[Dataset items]
============================================================
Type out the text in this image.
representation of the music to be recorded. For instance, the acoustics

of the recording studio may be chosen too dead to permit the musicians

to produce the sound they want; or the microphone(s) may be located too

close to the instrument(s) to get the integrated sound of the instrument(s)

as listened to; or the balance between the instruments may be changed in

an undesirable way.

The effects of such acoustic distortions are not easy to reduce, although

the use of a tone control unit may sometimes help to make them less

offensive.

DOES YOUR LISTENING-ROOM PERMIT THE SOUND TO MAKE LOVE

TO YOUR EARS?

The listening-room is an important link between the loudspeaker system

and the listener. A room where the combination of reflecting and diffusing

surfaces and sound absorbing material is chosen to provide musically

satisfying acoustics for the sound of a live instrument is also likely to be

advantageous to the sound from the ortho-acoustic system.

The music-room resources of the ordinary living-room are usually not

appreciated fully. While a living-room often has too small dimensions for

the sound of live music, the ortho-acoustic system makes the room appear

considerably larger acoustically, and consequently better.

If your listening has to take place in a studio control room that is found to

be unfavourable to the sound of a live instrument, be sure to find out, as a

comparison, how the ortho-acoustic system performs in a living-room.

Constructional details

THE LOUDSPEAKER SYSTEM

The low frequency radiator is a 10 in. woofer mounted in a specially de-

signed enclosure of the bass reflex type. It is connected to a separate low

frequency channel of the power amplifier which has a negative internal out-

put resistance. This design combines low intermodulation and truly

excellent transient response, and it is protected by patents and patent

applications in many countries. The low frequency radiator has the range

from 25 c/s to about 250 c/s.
============================================================
DIRECTIONS FOR THIS TASK: Return each entry from the material above exactly as it appears.

OUTPUT FOR THIS EXERCISE:
Type out the text in this image.
representation of the music to be recorded. For instance, the acoustics

of the recording studio may be chosen too dead to permit the musicians

to produce the sound they want; or the microphone(s) may be located too

close to the instrument(s) to get the integrated sound of the instrument(s)

as listened to; or the balance between the instruments may be changed in

an undesirable way.

The effects of such acoustic distortions are not easy to reduce, although

the use of a tone control unit may sometimes help to make them less

offensive.

DOES YOUR LISTENING-ROOM PERMIT THE SOUND TO MAKE LOVE

TO YOUR EARS?

The listening-room is an important link between the loudspeaker system

and the listener. A room where the combination of reflecting and diffusing

surfaces and sound absorbing material is chosen to provide musically

satisfying acoustics for the sound of a live instrument is also likely to be

advantageous to the sound from the ortho-acoustic system.

The music-room resources of the ordinary living-room are usually not

appreciated fully. While a living-room often has too small dimensions for

the sound of live music, the ortho-acoustic system makes the room appear

considerably larger acoustically, and consequently better.

If your listening has to take place in a studio control room that is found to

be unfavourable to the sound of a live instrument, be sure to find out, as a

comparison, how the ortho-acoustic system performs in a living-room.

Constructional details

THE LOUDSPEAKER SYSTEM

The low frequency radiator is a 10 in. woofer mounted in a specially de-

signed enclosure of the bass reflex type. It is connected to a separate low

frequency channel of the power amplifier which has a negative internal out-

put resistance. This design combines low intermodulation and truly

excellent transient response, and it is protected by patents and patent

applications in many countries. The low frequency radiator has the range

from 25 c/s to about 250 c/s.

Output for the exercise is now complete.